Records supplied —
====

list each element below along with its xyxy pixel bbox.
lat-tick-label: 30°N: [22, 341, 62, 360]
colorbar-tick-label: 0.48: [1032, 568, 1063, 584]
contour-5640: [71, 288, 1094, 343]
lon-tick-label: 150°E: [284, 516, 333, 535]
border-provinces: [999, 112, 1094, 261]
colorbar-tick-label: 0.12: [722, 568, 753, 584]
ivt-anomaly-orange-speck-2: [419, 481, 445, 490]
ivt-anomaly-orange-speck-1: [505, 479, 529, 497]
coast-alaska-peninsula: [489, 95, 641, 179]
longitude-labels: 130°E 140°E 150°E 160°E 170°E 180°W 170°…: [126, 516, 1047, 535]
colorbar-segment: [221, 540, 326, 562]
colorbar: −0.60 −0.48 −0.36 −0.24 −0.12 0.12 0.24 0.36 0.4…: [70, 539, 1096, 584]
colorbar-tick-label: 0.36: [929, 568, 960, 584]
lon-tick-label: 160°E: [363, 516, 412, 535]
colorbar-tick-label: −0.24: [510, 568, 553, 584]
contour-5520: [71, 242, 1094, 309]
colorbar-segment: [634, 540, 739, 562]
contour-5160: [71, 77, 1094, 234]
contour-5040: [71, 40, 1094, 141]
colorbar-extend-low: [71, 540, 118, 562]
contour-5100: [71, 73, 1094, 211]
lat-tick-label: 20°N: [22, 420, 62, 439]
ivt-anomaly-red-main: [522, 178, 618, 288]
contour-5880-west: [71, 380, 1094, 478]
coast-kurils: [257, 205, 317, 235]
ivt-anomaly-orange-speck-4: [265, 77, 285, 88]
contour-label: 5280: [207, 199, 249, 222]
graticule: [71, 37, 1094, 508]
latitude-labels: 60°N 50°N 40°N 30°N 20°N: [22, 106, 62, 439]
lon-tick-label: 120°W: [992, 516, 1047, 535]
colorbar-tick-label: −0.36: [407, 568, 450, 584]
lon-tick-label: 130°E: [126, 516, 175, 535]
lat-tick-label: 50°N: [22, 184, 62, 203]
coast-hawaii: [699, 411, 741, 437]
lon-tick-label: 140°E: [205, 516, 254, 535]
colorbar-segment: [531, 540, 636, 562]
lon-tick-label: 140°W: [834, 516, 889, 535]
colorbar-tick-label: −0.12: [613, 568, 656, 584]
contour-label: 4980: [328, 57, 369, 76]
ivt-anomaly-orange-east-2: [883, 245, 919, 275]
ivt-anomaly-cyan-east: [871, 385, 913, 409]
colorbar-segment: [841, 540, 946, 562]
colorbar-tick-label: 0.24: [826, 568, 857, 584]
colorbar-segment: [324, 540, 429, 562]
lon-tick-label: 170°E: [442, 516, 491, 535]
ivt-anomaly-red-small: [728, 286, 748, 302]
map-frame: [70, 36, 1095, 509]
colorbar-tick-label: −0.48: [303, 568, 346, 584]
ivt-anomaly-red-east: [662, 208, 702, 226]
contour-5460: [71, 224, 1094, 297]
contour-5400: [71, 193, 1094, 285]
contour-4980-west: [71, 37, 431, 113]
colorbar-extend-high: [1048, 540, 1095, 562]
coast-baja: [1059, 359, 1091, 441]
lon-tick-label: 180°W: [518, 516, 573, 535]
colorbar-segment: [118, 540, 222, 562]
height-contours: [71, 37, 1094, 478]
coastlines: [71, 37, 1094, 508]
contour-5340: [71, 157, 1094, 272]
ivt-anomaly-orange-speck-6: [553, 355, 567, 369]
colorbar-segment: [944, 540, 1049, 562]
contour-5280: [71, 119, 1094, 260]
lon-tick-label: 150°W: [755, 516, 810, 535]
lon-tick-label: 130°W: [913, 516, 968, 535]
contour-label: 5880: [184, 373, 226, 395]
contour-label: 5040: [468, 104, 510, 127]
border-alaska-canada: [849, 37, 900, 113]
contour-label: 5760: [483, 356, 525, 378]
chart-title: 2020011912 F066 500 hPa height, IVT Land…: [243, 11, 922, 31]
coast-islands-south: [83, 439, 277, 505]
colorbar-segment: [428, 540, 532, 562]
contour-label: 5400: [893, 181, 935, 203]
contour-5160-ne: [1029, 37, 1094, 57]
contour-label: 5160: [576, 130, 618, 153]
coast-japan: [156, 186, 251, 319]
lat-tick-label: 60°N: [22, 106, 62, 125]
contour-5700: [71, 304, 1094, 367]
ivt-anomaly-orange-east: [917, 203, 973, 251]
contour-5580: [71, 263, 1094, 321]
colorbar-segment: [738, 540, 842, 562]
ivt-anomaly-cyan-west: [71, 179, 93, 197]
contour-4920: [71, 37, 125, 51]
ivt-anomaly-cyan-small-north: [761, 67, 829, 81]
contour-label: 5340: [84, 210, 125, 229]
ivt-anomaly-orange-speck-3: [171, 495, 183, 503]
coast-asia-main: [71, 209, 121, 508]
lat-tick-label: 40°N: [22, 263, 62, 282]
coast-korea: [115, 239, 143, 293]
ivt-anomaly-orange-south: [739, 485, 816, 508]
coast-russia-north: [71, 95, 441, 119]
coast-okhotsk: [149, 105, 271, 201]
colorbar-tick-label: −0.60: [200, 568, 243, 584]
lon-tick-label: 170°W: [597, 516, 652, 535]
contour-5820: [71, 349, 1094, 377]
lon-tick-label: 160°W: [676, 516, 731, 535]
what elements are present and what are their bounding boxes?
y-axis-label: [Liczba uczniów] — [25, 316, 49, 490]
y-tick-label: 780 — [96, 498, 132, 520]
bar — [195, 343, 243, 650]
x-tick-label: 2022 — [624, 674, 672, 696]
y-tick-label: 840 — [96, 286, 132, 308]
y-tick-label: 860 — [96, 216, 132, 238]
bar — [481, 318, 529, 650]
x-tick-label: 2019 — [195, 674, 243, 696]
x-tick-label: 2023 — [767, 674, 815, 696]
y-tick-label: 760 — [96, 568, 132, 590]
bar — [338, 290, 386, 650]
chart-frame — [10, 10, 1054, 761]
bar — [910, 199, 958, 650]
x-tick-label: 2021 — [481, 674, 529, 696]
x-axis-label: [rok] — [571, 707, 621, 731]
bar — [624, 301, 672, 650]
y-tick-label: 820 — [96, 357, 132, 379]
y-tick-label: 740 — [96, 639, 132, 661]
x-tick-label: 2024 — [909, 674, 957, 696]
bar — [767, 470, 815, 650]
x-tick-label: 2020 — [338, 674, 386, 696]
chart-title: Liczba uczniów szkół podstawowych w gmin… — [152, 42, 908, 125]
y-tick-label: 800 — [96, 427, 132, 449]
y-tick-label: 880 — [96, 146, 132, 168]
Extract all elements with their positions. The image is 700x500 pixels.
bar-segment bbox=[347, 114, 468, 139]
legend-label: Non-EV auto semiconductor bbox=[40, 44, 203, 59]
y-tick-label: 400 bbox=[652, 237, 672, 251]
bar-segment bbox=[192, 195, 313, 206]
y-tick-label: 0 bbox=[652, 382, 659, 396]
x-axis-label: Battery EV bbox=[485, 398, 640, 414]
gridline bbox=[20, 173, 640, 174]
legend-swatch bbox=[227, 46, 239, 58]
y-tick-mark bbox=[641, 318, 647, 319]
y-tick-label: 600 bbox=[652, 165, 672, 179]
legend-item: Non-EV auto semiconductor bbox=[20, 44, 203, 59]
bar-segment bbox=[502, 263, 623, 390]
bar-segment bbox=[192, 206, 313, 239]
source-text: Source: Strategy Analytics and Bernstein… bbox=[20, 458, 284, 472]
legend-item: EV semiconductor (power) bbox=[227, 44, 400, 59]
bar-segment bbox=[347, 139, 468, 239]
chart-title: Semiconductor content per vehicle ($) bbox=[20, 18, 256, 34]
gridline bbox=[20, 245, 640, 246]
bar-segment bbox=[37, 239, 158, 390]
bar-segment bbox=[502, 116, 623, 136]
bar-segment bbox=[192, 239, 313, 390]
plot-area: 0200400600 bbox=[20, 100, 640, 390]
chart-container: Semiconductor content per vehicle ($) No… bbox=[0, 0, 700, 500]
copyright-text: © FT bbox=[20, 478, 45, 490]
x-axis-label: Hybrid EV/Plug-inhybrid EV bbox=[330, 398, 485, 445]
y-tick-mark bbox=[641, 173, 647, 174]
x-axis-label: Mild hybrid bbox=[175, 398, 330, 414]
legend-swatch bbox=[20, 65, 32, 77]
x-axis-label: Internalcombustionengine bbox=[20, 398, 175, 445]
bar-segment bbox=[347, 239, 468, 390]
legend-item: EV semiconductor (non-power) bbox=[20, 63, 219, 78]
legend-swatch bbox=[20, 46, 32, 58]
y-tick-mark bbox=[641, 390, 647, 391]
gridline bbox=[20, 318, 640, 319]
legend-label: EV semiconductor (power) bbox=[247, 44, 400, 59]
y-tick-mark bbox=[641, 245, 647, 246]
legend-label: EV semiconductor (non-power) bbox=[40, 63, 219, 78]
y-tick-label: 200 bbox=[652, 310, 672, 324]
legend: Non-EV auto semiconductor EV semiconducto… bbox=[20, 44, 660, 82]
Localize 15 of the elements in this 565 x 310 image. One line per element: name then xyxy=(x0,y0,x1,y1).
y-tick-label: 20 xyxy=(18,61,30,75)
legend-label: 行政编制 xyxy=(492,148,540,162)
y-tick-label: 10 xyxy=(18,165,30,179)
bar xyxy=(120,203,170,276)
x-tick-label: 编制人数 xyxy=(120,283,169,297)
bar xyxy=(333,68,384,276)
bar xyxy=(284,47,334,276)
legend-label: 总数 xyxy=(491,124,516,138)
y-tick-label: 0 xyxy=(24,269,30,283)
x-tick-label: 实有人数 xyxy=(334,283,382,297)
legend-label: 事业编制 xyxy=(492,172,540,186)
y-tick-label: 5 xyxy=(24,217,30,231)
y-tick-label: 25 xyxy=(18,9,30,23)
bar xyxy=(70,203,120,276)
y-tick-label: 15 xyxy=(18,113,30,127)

====

Problem to work on — List each line of the records above that contains the string "border".

Full solution —
border-provinces: [999, 112, 1094, 261]
border-alaska-canada: [849, 37, 900, 113]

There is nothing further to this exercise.